- [Set exercise]:
What is the number of lines in these entries that contain "ဝရတည"? State it alone.

- [Provided information]:

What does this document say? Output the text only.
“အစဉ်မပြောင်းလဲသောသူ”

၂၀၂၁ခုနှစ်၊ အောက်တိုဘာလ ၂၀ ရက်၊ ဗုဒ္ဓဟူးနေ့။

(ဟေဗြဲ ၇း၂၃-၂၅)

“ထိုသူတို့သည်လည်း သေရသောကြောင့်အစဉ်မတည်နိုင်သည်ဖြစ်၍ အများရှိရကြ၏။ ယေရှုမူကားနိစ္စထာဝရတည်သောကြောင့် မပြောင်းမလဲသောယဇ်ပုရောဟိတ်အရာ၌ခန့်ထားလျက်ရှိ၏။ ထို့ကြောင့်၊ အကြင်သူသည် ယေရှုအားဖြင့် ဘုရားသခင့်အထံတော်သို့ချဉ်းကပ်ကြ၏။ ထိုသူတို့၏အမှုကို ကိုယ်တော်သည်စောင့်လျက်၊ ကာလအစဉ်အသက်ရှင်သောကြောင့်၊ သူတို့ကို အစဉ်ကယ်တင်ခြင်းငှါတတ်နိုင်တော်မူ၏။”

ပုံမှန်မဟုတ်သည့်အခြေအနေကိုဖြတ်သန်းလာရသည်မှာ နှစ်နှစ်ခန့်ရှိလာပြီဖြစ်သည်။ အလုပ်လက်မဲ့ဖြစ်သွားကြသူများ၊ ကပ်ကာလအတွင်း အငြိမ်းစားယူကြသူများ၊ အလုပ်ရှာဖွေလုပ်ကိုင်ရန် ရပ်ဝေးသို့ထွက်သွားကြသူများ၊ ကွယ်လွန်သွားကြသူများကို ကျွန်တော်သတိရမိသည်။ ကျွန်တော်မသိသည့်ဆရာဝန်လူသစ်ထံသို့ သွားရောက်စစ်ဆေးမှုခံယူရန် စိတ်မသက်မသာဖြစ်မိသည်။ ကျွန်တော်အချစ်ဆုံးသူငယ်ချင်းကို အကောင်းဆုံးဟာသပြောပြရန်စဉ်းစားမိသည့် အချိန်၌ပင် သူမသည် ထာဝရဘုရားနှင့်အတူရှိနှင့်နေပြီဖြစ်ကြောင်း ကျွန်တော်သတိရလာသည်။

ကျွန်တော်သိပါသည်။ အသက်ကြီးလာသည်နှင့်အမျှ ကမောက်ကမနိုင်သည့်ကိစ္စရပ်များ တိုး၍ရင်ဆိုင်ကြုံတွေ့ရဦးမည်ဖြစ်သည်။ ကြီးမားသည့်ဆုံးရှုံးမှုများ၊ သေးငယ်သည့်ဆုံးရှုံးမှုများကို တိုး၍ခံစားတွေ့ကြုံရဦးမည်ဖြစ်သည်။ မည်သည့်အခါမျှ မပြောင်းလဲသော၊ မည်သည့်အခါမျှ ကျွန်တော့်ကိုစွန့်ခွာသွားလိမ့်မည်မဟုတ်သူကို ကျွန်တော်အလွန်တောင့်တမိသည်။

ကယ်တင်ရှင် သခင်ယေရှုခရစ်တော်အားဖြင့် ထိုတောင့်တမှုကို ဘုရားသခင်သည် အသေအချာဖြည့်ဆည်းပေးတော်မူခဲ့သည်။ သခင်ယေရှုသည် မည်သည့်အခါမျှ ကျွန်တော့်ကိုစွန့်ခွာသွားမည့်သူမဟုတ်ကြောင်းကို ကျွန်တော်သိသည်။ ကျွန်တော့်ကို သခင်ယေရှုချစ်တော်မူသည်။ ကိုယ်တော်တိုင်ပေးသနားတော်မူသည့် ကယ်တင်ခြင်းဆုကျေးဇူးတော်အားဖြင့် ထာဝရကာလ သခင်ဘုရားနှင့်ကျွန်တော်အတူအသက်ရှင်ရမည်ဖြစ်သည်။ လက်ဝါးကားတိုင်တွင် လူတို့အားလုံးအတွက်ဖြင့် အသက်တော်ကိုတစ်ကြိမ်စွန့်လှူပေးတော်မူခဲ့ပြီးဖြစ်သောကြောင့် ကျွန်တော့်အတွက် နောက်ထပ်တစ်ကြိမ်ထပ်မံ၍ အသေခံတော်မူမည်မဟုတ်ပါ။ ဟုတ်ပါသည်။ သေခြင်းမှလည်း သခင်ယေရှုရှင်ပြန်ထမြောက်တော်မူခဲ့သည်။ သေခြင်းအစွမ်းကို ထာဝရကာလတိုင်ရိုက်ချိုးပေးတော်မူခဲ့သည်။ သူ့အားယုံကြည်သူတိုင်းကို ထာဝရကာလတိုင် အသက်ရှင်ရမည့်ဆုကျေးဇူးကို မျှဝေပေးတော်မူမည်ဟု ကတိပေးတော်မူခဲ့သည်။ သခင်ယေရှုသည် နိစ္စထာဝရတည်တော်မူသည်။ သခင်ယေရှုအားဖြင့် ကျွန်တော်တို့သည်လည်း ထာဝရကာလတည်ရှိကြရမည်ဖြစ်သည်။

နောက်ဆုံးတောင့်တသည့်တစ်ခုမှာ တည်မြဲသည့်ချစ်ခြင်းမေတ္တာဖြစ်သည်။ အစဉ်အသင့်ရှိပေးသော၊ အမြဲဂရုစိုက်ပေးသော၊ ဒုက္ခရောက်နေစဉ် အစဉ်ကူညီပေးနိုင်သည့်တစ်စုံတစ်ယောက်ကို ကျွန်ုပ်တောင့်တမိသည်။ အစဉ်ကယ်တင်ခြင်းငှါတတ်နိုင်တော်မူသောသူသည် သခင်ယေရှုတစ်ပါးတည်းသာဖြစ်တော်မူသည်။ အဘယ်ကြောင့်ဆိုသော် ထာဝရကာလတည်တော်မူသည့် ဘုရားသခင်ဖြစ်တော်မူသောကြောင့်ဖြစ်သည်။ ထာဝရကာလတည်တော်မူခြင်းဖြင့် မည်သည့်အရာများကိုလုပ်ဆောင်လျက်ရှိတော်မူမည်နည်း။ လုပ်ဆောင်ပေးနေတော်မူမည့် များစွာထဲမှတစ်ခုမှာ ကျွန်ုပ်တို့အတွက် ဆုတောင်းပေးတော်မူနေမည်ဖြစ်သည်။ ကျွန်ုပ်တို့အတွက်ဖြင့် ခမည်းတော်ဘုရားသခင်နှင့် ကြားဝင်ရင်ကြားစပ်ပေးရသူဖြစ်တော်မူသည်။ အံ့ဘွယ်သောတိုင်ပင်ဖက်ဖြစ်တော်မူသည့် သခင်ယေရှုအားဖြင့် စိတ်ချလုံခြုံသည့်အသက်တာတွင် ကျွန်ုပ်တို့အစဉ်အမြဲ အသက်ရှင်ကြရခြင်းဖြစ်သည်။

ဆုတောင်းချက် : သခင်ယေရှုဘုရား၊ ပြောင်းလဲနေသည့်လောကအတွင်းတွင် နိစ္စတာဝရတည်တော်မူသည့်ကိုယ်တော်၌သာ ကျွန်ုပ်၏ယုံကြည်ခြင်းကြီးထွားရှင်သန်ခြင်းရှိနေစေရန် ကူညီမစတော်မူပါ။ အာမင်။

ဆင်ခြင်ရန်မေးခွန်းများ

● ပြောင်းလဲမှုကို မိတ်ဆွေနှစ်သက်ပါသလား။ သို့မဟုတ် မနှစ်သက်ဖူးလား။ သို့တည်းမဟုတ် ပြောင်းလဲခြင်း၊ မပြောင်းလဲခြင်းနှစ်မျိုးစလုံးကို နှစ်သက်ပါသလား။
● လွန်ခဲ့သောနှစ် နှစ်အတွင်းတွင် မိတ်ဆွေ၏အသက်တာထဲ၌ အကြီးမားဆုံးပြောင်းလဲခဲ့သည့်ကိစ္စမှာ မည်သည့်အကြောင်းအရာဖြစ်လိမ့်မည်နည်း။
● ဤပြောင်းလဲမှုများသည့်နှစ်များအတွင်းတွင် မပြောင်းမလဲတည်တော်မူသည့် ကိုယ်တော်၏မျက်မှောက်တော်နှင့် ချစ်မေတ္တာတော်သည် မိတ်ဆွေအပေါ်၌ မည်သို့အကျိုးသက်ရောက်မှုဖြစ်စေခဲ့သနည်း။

- [Written reply]:
3